SET TASK:
Look for "Number" in the listing below. Gather each line that contains it.

RECORDS FOR THE EXERCISE:
■ ■ ■ ■ ■ ■ ■
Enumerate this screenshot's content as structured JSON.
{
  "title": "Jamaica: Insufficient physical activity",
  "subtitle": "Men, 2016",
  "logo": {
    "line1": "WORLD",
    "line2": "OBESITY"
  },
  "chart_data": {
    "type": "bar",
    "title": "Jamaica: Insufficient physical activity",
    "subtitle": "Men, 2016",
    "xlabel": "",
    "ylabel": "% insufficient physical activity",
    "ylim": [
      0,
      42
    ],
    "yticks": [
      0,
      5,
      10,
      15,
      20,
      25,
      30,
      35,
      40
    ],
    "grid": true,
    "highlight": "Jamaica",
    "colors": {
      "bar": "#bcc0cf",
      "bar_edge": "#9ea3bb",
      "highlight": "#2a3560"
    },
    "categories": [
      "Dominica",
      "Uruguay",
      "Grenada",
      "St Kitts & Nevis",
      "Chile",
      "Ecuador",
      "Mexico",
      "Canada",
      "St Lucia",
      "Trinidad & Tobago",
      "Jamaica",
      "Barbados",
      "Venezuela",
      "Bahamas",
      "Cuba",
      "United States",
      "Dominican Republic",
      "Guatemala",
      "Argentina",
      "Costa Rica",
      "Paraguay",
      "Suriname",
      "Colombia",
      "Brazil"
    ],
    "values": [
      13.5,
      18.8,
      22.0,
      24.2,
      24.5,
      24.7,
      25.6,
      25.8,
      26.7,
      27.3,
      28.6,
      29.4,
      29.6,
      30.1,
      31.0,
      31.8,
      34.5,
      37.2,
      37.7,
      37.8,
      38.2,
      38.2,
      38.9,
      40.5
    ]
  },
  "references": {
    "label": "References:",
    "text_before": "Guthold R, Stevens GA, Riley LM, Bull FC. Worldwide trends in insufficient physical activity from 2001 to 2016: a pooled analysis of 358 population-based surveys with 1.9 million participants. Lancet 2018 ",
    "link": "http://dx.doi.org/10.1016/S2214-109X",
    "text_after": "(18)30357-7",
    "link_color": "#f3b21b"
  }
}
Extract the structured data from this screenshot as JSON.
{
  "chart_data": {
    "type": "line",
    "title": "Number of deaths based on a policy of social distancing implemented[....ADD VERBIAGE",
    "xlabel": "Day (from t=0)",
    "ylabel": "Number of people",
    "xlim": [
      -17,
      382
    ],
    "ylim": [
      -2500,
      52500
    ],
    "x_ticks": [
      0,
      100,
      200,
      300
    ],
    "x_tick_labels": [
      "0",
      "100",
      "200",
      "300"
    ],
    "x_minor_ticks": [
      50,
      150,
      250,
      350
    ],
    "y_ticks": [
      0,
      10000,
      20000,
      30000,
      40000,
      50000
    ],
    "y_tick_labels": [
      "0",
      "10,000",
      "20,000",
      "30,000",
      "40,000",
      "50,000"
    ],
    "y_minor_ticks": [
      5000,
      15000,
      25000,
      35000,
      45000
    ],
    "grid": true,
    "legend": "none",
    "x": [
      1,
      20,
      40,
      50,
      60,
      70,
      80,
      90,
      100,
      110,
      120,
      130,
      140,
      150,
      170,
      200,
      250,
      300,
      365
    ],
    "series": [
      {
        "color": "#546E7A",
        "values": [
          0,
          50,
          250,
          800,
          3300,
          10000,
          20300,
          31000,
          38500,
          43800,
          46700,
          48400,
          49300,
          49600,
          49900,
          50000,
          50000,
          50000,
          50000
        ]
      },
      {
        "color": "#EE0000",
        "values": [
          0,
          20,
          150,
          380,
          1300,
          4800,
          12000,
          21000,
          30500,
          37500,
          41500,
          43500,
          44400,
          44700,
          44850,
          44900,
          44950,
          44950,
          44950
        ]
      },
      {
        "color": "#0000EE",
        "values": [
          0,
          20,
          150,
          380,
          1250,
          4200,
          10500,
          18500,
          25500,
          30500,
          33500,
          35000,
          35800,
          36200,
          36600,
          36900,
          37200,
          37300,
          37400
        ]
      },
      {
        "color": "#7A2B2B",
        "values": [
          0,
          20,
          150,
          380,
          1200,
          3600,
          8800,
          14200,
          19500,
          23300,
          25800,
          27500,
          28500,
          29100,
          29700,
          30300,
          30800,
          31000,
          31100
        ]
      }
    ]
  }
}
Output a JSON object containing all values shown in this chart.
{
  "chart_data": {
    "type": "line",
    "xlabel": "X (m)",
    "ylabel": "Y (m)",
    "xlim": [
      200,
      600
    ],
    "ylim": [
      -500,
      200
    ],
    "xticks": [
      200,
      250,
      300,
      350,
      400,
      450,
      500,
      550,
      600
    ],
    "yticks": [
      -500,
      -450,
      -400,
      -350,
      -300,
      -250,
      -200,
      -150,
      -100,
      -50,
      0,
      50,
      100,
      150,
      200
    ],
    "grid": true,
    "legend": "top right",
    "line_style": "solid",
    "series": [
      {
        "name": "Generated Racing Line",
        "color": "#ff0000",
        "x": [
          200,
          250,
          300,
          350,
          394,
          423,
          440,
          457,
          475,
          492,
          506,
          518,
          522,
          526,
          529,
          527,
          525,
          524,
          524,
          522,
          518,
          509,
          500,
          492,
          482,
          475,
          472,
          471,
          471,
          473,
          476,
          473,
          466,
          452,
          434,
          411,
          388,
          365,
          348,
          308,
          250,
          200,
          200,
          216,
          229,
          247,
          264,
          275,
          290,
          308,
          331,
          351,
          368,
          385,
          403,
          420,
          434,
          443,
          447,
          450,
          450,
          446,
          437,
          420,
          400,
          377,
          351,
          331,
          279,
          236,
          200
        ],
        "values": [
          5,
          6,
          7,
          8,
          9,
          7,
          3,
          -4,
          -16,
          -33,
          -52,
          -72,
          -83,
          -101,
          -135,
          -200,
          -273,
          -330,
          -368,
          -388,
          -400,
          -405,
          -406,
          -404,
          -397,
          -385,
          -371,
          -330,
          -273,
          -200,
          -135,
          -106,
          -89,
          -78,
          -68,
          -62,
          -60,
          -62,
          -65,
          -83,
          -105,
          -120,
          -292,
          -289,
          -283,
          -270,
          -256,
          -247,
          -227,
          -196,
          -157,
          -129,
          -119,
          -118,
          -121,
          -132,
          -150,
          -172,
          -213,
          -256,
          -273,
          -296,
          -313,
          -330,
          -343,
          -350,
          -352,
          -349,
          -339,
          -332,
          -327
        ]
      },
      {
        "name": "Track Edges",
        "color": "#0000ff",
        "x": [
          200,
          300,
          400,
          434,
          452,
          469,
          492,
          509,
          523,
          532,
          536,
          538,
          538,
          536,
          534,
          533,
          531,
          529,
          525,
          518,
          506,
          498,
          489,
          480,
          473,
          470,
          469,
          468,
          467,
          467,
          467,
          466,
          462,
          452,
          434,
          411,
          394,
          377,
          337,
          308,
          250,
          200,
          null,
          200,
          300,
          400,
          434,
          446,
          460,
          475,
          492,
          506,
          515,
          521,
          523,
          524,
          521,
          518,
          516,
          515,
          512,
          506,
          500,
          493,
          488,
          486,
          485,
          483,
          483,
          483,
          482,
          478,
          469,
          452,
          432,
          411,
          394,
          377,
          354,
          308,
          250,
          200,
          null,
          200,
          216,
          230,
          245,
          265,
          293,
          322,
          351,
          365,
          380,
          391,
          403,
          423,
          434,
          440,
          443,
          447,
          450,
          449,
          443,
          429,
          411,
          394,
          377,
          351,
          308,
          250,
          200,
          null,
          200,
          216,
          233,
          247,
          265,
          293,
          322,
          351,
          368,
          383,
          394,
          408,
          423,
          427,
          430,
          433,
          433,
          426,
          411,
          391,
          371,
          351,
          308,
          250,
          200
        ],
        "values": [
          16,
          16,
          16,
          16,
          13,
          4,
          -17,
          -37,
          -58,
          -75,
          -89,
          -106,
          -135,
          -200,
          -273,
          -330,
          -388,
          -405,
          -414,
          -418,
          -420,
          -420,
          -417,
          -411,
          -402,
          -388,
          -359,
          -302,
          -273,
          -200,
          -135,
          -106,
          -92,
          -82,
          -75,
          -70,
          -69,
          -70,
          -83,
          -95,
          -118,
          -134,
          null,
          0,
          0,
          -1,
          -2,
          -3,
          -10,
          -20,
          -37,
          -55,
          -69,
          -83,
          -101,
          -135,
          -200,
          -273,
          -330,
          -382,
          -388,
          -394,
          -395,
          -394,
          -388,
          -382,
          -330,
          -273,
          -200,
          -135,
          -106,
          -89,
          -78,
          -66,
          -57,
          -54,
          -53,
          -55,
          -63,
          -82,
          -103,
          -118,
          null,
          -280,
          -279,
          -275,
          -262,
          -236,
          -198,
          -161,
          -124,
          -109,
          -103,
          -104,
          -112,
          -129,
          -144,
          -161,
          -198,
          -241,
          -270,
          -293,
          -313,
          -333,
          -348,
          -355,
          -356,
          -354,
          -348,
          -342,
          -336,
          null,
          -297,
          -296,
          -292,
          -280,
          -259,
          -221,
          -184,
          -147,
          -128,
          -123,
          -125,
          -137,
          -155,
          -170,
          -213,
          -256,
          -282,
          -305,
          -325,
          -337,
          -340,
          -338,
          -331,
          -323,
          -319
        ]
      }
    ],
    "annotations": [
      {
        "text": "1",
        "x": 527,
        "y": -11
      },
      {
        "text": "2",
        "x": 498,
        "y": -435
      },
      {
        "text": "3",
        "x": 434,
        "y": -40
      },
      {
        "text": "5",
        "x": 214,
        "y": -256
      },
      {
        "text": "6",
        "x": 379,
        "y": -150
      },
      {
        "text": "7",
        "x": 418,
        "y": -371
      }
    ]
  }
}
■ ■ ■ ■ ■ ■ ■
EXERCISE RESPONSE:
    "title": "Number of deaths based on a policy of social distancing implemented[....ADD VERBIAGE",
    "ylabel": "Number of people",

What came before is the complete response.